(Records)
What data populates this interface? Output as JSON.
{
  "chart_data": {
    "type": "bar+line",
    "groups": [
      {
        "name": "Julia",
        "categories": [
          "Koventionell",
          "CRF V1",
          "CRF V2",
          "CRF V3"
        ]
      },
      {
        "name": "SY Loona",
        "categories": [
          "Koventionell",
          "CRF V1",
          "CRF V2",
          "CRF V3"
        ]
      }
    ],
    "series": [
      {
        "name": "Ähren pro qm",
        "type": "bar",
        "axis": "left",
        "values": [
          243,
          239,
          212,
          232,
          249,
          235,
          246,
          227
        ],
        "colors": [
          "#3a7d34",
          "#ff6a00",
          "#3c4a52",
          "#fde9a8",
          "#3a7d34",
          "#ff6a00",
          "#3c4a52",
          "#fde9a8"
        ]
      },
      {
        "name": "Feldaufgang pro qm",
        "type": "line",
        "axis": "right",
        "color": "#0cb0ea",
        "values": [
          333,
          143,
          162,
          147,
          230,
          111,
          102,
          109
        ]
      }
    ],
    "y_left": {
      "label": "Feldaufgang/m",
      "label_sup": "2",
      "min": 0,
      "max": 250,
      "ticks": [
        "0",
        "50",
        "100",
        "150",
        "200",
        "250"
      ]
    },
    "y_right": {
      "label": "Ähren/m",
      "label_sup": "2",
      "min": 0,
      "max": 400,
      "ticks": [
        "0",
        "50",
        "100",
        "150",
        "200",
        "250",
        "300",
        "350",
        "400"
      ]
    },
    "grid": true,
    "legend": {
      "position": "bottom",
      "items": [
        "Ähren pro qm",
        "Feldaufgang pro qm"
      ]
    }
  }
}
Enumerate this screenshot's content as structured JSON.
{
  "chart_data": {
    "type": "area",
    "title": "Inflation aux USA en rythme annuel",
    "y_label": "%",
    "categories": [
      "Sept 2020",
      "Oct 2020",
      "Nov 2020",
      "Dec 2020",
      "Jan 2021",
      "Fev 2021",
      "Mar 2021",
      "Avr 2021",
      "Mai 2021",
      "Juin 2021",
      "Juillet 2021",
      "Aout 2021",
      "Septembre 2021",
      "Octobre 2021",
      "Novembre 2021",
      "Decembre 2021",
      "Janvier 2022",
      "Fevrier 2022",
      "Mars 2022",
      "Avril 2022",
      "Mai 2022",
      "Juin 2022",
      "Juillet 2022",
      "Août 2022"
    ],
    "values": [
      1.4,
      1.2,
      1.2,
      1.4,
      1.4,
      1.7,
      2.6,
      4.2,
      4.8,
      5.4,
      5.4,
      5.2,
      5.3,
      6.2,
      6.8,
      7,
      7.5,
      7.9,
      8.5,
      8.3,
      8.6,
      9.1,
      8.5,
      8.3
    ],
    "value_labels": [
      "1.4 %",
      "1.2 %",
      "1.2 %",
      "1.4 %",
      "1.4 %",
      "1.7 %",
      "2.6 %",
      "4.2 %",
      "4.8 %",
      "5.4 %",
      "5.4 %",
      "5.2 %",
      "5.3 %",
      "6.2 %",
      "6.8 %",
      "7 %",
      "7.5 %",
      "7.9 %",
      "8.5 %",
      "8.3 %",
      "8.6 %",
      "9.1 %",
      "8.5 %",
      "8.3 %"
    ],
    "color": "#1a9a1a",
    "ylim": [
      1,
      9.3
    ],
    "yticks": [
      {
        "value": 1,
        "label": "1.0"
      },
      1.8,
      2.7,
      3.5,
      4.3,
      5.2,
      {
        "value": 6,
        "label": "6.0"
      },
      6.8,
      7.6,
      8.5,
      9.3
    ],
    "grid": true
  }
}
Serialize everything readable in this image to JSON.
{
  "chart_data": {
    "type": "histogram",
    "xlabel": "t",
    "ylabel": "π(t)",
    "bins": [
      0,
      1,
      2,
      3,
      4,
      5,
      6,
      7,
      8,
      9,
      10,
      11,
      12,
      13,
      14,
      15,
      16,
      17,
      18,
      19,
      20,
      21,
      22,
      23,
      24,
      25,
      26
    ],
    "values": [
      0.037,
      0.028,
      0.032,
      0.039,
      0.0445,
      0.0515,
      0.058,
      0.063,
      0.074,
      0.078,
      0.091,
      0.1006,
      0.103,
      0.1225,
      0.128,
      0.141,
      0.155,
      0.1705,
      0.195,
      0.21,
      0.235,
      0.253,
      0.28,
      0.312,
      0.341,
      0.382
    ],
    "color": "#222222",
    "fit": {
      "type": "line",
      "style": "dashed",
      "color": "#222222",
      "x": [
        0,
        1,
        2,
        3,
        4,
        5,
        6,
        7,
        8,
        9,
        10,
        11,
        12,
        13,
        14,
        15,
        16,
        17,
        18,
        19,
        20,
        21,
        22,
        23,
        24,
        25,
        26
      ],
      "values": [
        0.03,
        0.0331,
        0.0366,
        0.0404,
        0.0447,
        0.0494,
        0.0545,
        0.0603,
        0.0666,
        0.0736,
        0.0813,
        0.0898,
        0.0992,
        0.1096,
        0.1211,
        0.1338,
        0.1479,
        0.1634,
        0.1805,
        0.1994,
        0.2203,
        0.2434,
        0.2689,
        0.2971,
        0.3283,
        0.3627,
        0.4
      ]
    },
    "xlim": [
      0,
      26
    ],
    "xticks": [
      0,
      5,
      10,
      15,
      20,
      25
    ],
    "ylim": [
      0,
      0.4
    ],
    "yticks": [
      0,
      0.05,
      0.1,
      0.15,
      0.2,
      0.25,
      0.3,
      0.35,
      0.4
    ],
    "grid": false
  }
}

▶ **Directions**: Output the records above in their entirety, exactly.

▶ **Worked solution**:
What data populates this interface? Output as JSON.
{
  "chart_data": {
    "type": "bar+line",
    "groups": [
      {
        "name": "Julia",
        "categories": [
          "Koventionell",
          "CRF V1",
          "CRF V2",
          "CRF V3"
        ]
      },
      {
        "name": "SY Loona",
        "categories": [
          "Koventionell",
          "CRF V1",
          "CRF V2",
          "CRF V3"
        ]
      }
    ],
    "series": [
      {
        "name": "Ähren pro qm",
        "type": "bar",
        "axis": "left",
        "values": [
          243,
          239,
          212,
          232,
          249,
          235,
          246,
          227
        ],
        "colors": [
          "#3a7d34",
          "#ff6a00",
          "#3c4a52",
          "#fde9a8",
          "#3a7d34",
          "#ff6a00",
          "#3c4a52",
          "#fde9a8"
        ]
      },
      {
        "name": "Feldaufgang pro qm",
        "type": "line",
        "axis": "right",
        "color": "#0cb0ea",
        "values": [
          333,
          143,
          162,
          147,
          230,
          111,
          102,
          109
        ]
      }
    ],
    "y_left": {
      "label": "Feldaufgang/m",
      "label_sup": "2",
      "min": 0,
      "max": 250,
      "ticks": [
        "0",
        "50",
        "100",
        "150",
        "200",
        "250"
      ]
    },
    "y_right": {
      "label": "Ähren/m",
      "label_sup": "2",
      "min": 0,
      "max": 400,
      "ticks": [
        "0",
        "50",
        "100",
        "150",
        "200",
        "250",
        "300",
        "350",
        "400"
      ]
    },
    "grid": true,
    "legend": {
      "position": "bottom",
      "items": [
        "Ähren pro qm",
        "Feldaufgang pro qm"
      ]
    }
  }
}
Enumerate this screenshot's content as structured JSON.
{
  "chart_data": {
    "type": "area",
    "title": "Inflation aux USA en rythme annuel",
    "y_label": "%",
    "categories": [
      "Sept 2020",
      "Oct 2020",
      "Nov 2020",
      "Dec 2020",
      "Jan 2021",
      "Fev 2021",
      "Mar 2021",
      "Avr 2021",
      "Mai 2021",
      "Juin 2021",
      "Juillet 2021",
      "Aout 2021",
      "Septembre 2021",
      "Octobre 2021",
      "Novembre 2021",
      "Decembre 2021",
      "Janvier 2022",
      "Fevrier 2022",
      "Mars 2022",
      "Avril 2022",
      "Mai 2022",
      "Juin 2022",
      "Juillet 2022",
      "Août 2022"
    ],
    "values": [
      1.4,
      1.2,
      1.2,
      1.4,
      1.4,
      1.7,
      2.6,
      4.2,
      4.8,
      5.4,
      5.4,
      5.2,
      5.3,
      6.2,
      6.8,
      7,
      7.5,
      7.9,
      8.5,
      8.3,
      8.6,
      9.1,
      8.5,
      8.3
    ],
    "value_labels": [
      "1.4 %",
      "1.2 %",
      "1.2 %",
      "1.4 %",
      "1.4 %",
      "1.7 %",
      "2.6 %",
      "4.2 %",
      "4.8 %",
      "5.4 %",
      "5.4 %",
      "5.2 %",
      "5.3 %",
      "6.2 %",
      "6.8 %",
      "7 %",
      "7.5 %",
      "7.9 %",
      "8.5 %",
      "8.3 %",
      "8.6 %",
      "9.1 %",
      "8.5 %",
      "8.3 %"
    ],
    "color": "#1a9a1a",
    "ylim": [
      1,
      9.3
    ],
    "yticks": [
      {
        "value": 1,
        "label": "1.0"
      },
      1.8,
      2.7,
      3.5,
      4.3,
      5.2,
      {
        "value": 6,
        "label": "6.0"
      },
      6.8,
      7.6,
      8.5,
      9.3
    ],
    "grid": true
  }
}
Serialize everything readable in this image to JSON.
{
  "chart_data": {
    "type": "histogram",
    "xlabel": "t",
    "ylabel": "π(t)",
    "bins": [
      0,
      1,
      2,
      3,
      4,
      5,
      6,
      7,
      8,
      9,
      10,
      11,
      12,
      13,
      14,
      15,
      16,
      17,
      18,
      19,
      20,
      21,
      22,
      23,
      24,
      25,
      26
    ],
    "values": [
      0.037,
      0.028,
      0.032,
      0.039,
      0.0445,
      0.0515,
      0.058,
      0.063,
      0.074,
      0.078,
      0.091,
      0.1006,
      0.103,
      0.1225,
      0.128,
      0.141,
      0.155,
      0.1705,
      0.195,
      0.21,
      0.235,
      0.253,
      0.28,
      0.312,
      0.341,
      0.382
    ],
    "color": "#222222",
    "fit": {
      "type": "line",
      "style": "dashed",
      "color": "#222222",
      "x": [
        0,
        1,
        2,
        3,
        4,
        5,
        6,
        7,
        8,
        9,
        10,
        11,
        12,
        13,
        14,
        15,
        16,
        17,
        18,
        19,
        20,
        21,
        22,
        23,
        24,
        25,
        26
      ],
      "values": [
        0.03,
        0.0331,
        0.0366,
        0.0404,
        0.0447,
        0.0494,
        0.0545,
        0.0603,
        0.0666,
        0.0736,
        0.0813,
        0.0898,
        0.0992,
        0.1096,
        0.1211,
        0.1338,
        0.1479,
        0.1634,
        0.1805,
        0.1994,
        0.2203,
        0.2434,
        0.2689,
        0.2971,
        0.3283,
        0.3627,
        0.4
      ]
    },
    "xlim": [
      0,
      26
    ],
    "xticks": [
      0,
      5,
      10,
      15,
      20,
      25
    ],
    "ylim": [
      0,
      0.4
    ],
    "yticks": [
      0,
      0.05,
      0.1,
      0.15,
      0.2,
      0.25,
      0.3,
      0.35,
      0.4
    ],
    "grid": false
  }
}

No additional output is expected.